- [Information supplied]

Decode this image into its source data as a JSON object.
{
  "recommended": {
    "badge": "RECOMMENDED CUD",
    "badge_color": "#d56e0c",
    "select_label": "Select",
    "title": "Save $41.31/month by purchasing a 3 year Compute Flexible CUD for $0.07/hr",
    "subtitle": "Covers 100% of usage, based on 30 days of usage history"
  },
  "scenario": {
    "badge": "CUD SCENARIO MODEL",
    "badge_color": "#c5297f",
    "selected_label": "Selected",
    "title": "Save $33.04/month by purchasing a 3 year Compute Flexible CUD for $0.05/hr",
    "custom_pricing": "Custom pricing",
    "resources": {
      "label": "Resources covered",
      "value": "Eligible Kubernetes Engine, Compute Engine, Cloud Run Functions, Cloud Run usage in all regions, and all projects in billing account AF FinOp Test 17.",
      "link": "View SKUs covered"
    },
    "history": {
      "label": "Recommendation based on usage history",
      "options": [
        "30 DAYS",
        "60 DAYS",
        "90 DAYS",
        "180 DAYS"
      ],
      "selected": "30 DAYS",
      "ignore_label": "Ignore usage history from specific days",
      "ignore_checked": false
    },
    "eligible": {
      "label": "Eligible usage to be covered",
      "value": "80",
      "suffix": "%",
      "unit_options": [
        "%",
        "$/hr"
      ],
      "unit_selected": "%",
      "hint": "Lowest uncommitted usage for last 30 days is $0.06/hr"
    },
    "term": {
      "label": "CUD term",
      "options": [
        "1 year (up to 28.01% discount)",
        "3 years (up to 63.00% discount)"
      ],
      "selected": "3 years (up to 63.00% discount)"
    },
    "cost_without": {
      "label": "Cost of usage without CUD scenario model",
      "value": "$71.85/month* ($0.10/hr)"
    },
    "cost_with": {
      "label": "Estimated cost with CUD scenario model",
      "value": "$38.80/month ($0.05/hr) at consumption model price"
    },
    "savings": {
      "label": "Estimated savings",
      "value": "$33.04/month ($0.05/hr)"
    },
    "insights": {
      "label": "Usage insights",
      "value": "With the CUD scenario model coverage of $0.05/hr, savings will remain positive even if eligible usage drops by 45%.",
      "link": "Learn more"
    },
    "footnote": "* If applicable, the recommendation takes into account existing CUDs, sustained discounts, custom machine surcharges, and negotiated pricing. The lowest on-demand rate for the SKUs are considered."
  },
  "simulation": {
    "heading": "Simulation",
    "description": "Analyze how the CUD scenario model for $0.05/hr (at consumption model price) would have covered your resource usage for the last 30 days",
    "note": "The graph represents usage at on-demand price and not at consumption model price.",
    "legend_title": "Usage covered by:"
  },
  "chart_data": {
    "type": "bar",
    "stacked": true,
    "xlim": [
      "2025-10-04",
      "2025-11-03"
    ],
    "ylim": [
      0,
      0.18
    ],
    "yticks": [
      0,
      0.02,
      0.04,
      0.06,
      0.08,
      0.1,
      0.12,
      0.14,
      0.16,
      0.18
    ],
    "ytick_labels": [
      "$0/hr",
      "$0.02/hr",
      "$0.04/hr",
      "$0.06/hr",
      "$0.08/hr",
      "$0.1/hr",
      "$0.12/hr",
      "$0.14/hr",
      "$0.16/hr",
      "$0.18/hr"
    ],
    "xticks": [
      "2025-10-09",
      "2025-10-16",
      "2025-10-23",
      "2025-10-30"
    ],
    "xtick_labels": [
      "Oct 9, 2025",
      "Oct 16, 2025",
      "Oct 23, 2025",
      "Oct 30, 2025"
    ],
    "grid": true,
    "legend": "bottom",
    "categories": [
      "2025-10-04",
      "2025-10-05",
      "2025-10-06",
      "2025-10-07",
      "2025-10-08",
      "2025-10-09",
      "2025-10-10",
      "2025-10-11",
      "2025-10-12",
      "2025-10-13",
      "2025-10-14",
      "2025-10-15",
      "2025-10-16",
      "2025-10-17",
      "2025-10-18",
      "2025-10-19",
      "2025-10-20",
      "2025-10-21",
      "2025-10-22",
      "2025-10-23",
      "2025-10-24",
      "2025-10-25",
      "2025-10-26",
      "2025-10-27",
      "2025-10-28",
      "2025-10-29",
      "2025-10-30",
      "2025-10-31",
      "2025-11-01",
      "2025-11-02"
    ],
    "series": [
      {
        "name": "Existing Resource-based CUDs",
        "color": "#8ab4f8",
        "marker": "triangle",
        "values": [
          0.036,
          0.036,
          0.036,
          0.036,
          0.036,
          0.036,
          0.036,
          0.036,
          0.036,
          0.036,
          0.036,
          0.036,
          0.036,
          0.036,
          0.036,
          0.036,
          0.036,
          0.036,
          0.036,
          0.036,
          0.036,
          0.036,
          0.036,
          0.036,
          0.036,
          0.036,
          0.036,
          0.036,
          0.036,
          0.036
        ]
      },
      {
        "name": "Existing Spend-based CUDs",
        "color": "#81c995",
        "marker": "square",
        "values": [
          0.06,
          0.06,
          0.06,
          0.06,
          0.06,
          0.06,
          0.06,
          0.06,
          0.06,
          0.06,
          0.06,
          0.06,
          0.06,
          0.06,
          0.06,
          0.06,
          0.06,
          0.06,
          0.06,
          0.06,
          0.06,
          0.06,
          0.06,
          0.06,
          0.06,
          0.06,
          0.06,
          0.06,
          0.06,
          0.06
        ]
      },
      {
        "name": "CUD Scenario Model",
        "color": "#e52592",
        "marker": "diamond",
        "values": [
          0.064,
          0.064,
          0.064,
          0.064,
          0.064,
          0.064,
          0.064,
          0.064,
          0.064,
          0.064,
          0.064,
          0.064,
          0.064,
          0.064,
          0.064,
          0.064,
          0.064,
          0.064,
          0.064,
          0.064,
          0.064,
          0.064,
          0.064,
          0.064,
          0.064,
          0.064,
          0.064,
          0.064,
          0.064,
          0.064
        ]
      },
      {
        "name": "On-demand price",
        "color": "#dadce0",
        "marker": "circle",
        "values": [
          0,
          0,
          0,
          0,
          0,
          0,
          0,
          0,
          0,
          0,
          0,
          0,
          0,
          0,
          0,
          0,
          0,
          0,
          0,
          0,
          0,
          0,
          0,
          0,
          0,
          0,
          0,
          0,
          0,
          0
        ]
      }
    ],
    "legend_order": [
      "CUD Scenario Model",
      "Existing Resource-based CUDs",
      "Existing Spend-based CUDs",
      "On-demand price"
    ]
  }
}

- [Your goal] List every line in the records above that contains the word "purchasing".

- [Result]
    "title": "Save $41.31/month by purchasing a 3 year Compute Flexible CUD for $0.07/hr",
    "title": "Save $33.04/month by purchasing a 3 year Compute Flexible CUD for $0.05/hr",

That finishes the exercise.